*** DATASET EXCERPTS

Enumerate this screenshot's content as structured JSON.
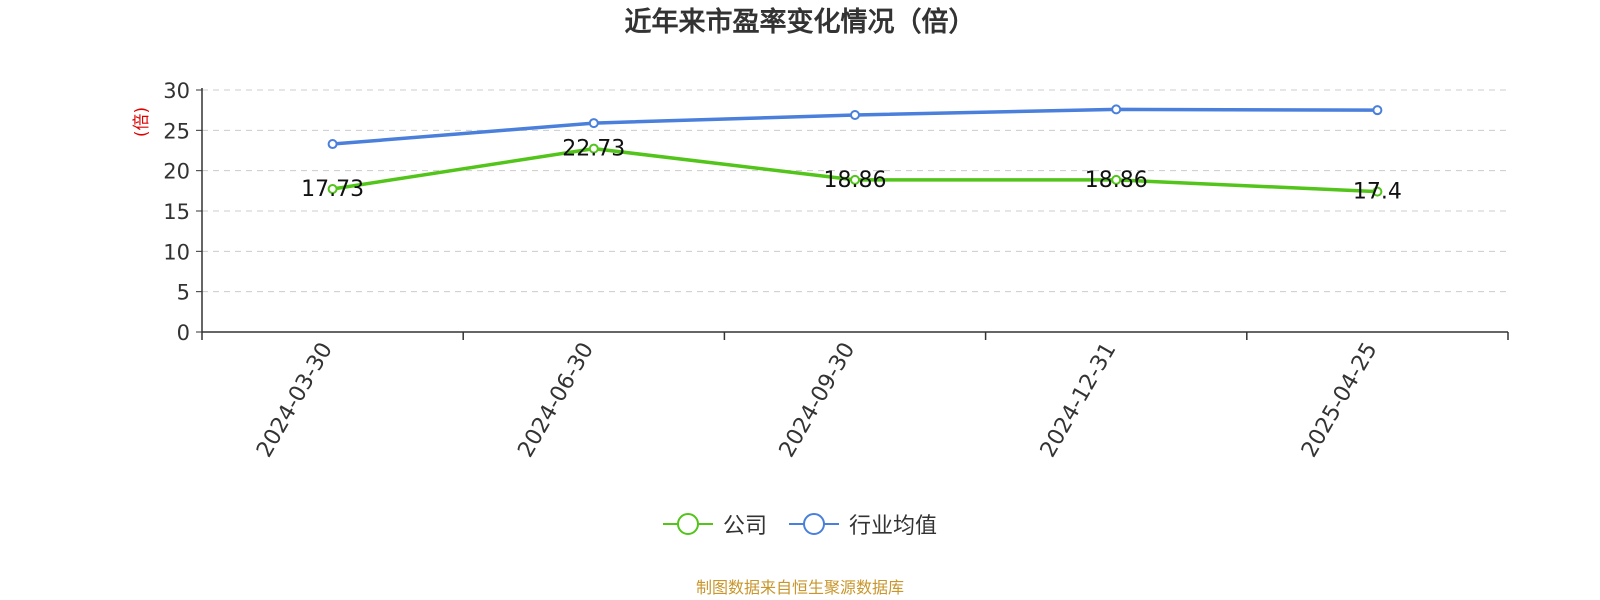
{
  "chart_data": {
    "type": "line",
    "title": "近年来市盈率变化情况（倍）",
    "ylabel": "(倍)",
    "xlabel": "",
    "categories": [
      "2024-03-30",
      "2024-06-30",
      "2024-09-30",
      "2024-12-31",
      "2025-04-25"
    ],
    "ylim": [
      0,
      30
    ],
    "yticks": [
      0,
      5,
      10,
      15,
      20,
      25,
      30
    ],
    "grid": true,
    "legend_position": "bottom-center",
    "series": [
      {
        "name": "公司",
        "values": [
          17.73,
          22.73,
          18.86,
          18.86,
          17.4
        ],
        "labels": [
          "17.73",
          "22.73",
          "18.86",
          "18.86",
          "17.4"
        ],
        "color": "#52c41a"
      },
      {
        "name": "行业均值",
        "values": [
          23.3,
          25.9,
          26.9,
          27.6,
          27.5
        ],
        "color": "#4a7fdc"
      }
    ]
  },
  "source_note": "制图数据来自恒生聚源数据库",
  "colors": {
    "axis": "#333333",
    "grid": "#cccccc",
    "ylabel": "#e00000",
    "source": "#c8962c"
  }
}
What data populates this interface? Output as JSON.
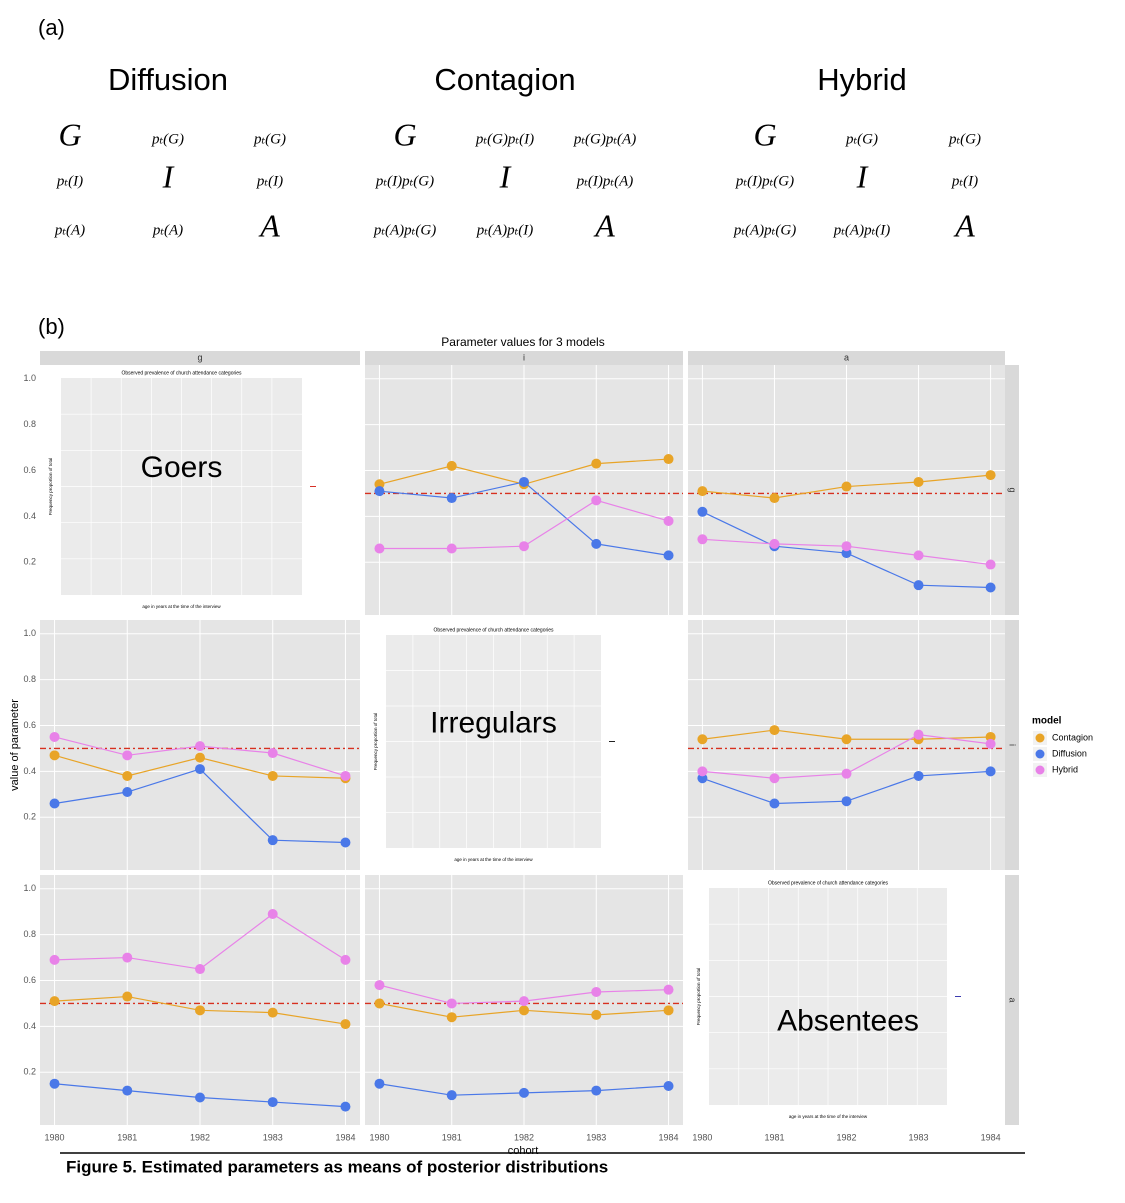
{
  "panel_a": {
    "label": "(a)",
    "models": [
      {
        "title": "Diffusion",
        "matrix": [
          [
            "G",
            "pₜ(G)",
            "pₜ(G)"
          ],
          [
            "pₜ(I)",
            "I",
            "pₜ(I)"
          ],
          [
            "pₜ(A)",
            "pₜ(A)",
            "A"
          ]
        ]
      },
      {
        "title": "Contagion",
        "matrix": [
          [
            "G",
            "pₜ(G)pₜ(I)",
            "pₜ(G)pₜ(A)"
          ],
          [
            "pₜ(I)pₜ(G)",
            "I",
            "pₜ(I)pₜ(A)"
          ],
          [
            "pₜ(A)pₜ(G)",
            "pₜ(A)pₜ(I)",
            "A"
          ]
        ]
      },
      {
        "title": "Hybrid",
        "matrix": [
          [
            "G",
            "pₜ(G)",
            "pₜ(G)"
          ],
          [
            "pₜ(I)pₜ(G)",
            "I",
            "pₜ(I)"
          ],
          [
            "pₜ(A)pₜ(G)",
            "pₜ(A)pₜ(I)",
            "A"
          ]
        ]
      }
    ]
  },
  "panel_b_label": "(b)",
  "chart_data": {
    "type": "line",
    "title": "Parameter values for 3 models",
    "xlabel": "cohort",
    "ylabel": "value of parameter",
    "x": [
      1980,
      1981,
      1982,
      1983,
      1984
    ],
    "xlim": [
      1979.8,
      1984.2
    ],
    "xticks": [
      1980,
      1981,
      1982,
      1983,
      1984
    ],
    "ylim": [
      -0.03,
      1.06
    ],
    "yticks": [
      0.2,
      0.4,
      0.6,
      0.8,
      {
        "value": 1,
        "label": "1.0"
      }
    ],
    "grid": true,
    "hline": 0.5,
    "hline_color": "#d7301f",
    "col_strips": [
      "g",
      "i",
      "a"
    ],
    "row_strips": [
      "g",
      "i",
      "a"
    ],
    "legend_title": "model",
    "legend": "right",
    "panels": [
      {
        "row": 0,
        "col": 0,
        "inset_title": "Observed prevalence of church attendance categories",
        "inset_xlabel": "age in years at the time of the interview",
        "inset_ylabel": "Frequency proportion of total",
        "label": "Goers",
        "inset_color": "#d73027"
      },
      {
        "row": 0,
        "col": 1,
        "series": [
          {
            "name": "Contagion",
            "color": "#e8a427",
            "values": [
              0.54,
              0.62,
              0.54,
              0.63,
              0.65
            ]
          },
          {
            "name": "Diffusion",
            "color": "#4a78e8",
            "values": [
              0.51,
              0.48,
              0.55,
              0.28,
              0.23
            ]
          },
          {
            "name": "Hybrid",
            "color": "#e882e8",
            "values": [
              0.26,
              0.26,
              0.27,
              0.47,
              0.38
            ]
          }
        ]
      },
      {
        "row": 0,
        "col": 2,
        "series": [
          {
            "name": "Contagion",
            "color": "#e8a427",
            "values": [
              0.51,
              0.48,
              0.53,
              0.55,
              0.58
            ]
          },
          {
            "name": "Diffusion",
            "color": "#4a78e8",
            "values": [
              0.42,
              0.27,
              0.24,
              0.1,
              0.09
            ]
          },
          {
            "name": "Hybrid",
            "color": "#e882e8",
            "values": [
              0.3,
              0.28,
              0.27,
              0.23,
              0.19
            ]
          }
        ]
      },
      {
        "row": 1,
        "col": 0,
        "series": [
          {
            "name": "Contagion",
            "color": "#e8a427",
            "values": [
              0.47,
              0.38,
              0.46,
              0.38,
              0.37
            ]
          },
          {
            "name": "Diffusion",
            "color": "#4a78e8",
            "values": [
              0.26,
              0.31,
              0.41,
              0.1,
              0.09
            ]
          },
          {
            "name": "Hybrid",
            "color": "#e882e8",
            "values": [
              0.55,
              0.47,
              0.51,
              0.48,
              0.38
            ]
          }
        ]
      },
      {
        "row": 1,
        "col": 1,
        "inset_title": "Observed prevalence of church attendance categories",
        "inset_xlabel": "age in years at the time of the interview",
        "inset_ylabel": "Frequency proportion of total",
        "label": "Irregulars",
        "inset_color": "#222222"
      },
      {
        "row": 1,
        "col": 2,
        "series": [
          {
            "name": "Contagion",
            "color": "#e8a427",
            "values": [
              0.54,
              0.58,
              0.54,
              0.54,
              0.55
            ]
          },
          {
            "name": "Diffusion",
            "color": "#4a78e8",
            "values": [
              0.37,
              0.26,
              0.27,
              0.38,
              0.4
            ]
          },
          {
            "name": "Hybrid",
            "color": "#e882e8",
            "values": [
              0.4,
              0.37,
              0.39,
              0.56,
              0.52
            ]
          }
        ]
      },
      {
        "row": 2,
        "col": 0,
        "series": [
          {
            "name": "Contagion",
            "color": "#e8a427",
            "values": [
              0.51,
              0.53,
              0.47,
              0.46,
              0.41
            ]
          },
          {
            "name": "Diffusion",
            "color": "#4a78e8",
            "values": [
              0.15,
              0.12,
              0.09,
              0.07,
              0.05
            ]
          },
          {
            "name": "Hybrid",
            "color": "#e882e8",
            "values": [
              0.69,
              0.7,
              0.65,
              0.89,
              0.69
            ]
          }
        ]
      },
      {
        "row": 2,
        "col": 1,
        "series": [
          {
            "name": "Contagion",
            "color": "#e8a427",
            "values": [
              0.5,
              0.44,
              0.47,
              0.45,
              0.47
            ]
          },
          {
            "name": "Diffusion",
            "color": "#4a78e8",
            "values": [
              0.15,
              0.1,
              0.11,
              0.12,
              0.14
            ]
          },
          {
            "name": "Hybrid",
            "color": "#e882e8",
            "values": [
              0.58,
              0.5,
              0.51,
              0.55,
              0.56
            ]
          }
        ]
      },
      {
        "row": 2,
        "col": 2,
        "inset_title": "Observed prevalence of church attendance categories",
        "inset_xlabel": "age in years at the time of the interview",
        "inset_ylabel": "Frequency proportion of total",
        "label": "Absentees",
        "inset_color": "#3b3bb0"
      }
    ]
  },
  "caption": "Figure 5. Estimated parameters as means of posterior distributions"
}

******

- TASK STATEMENT:
Pictures are excluded; copy all other data exactly as shown.

- TASK OUTPUT:
Enumerate this screenshot's content as structured JSON.
{
  "chart_data": {
    "type": "line",
    "title": "近年来市盈率变化情况（倍）",
    "ylabel": "(倍)",
    "xlabel": "",
    "categories": [
      "2024-03-30",
      "2024-06-30",
      "2024-09-30",
      "2024-12-31",
      "2025-04-25"
    ],
    "ylim": [
      0,
      30
    ],
    "yticks": [
      0,
      5,
      10,
      15,
      20,
      25,
      30
    ],
    "grid": true,
    "legend_position": "bottom-center",
    "series": [
      {
        "name": "公司",
        "values": [
          17.73,
          22.73,
          18.86,
          18.86,
          17.4
        ],
        "labels": [
          "17.73",
          "22.73",
          "18.86",
          "18.86",
          "17.4"
        ],
        "color": "#52c41a"
      },
      {
        "name": "行业均值",
        "values": [
          23.3,
          25.9,
          26.9,
          27.6,
          27.5
        ],
        "color": "#4a7fdc"
      }
    ]
  },
  "source_note": "制图数据来自恒生聚源数据库",
  "colors": {
    "axis": "#333333",
    "grid": "#cccccc",
    "ylabel": "#e00000",
    "source": "#c8962c"
  }
}
What data populates this interface? Output as JSON.
{
  "panel_a": {
    "label": "(a)",
    "models": [
      {
        "title": "Diffusion",
        "matrix": [
          [
            "G",
            "pₜ(G)",
            "pₜ(G)"
          ],
          [
            "pₜ(I)",
            "I",
            "pₜ(I)"
          ],
          [
            "pₜ(A)",
            "pₜ(A)",
            "A"
          ]
        ]
      },
      {
        "title": "Contagion",
        "matrix": [
          [
            "G",
            "pₜ(G)pₜ(I)",
            "pₜ(G)pₜ(A)"
          ],
          [
            "pₜ(I)pₜ(G)",
            "I",
            "pₜ(I)pₜ(A)"
          ],
          [
            "pₜ(A)pₜ(G)",
            "pₜ(A)pₜ(I)",
            "A"
          ]
        ]
      },
      {
        "title": "Hybrid",
        "matrix": [
          [
            "G",
            "pₜ(G)",
            "pₜ(G)"
          ],
          [
            "pₜ(I)pₜ(G)",
            "I",
            "pₜ(I)"
          ],
          [
            "pₜ(A)pₜ(G)",
            "pₜ(A)pₜ(I)",
            "A"
          ]
        ]
      }
    ]
  },
  "panel_b_label": "(b)",
  "chart_data": {
    "type": "line",
    "title": "Parameter values for 3 models",
    "xlabel": "cohort",
    "ylabel": "value of parameter",
    "x": [
      1980,
      1981,
      1982,
      1983,
      1984
    ],
    "xlim": [
      1979.8,
      1984.2
    ],
    "xticks": [
      1980,
      1981,
      1982,
      1983,
      1984
    ],
    "ylim": [
      -0.03,
      1.06
    ],
    "yticks": [
      0.2,
      0.4,
      0.6,
      0.8,
      {
        "value": 1,
        "label": "1.0"
      }
    ],
    "grid": true,
    "hline": 0.5,
    "hline_color": "#d7301f",
    "col_strips": [
      "g",
      "i",
      "a"
    ],
    "row_strips": [
      "g",
      "i",
      "a"
    ],
    "legend_title": "model",
    "legend": "right",
    "panels": [
      {
        "row": 0,
        "col": 0,
        "inset_title": "Observed prevalence of church attendance categories",
        "inset_xlabel": "age in years at the time of the interview",
        "inset_ylabel": "Frequency proportion of total",
        "label": "Goers",
        "inset_color": "#d73027"
      },
      {
        "row": 0,
        "col": 1,
        "series": [
          {
            "name": "Contagion",
            "color": "#e8a427",
            "values": [
              0.54,
              0.62,
              0.54,
              0.63,
              0.65
            ]
          },
          {
            "name": "Diffusion",
            "color": "#4a78e8",
            "values": [
              0.51,
              0.48,
              0.55,
              0.28,
              0.23
            ]
          },
          {
            "name": "Hybrid",
            "color": "#e882e8",
            "values": [
              0.26,
              0.26,
              0.27,
              0.47,
              0.38
            ]
          }
        ]
      },
      {
        "row": 0,
        "col": 2,
        "series": [
          {
            "name": "Contagion",
            "color": "#e8a427",
            "values": [
              0.51,
              0.48,
              0.53,
              0.55,
              0.58
            ]
          },
          {
            "name": "Diffusion",
            "color": "#4a78e8",
            "values": [
              0.42,
              0.27,
              0.24,
              0.1,
              0.09
            ]
          },
          {
            "name": "Hybrid",
            "color": "#e882e8",
            "values": [
              0.3,
              0.28,
              0.27,
              0.23,
              0.19
            ]
          }
        ]
      },
      {
        "row": 1,
        "col": 0,
        "series": [
          {
            "name": "Contagion",
            "color": "#e8a427",
            "values": [
              0.47,
              0.38,
              0.46,
              0.38,
              0.37
            ]
          },
          {
            "name": "Diffusion",
            "color": "#4a78e8",
            "values": [
              0.26,
              0.31,
              0.41,
              0.1,
              0.09
            ]
          },
          {
            "name": "Hybrid",
            "color": "#e882e8",
            "values": [
              0.55,
              0.47,
              0.51,
              0.48,
              0.38
            ]
          }
        ]
      },
      {
        "row": 1,
        "col": 1,
        "inset_title": "Observed prevalence of church attendance categories",
        "inset_xlabel": "age in years at the time of the interview",
        "inset_ylabel": "Frequency proportion of total",
        "label": "Irregulars",
        "inset_color": "#222222"
      },
      {
        "row": 1,
        "col": 2,
        "series": [
          {
            "name": "Contagion",
            "color": "#e8a427",
            "values": [
              0.54,
              0.58,
              0.54,
              0.54,
              0.55
            ]
          },
          {
            "name": "Diffusion",
            "color": "#4a78e8",
            "values": [
              0.37,
              0.26,
              0.27,
              0.38,
              0.4
            ]
          },
          {
            "name": "Hybrid",
            "color": "#e882e8",
            "values": [
              0.4,
              0.37,
              0.39,
              0.56,
              0.52
            ]
          }
        ]
      },
      {
        "row": 2,
        "col": 0,
        "series": [
          {
            "name": "Contagion",
            "color": "#e8a427",
            "values": [
              0.51,
              0.53,
              0.47,
              0.46,
              0.41
            ]
          },
          {
            "name": "Diffusion",
            "color": "#4a78e8",
            "values": [
              0.15,
              0.12,
              0.09,
              0.07,
              0.05
            ]
          },
          {
            "name": "Hybrid",
            "color": "#e882e8",
            "values": [
              0.69,
              0.7,
              0.65,
              0.89,
              0.69
            ]
          }
        ]
      },
      {
        "row": 2,
        "col": 1,
        "series": [
          {
            "name": "Contagion",
            "color": "#e8a427",
            "values": [
              0.5,
              0.44,
              0.47,
              0.45,
              0.47
            ]
          },
          {
            "name": "Diffusion",
            "color": "#4a78e8",
            "values": [
              0.15,
              0.1,
              0.11,
              0.12,
              0.14
            ]
          },
          {
            "name": "Hybrid",
            "color": "#e882e8",
            "values": [
              0.58,
              0.5,
              0.51,
              0.55,
              0.56
            ]
          }
        ]
      },
      {
        "row": 2,
        "col": 2,
        "inset_title": "Observed prevalence of church attendance categories",
        "inset_xlabel": "age in years at the time of the interview",
        "inset_ylabel": "Frequency proportion of total",
        "label": "Absentees",
        "inset_color": "#3b3bb0"
      }
    ]
  },
  "caption": "Figure 5. Estimated parameters as means of posterior distributions"
}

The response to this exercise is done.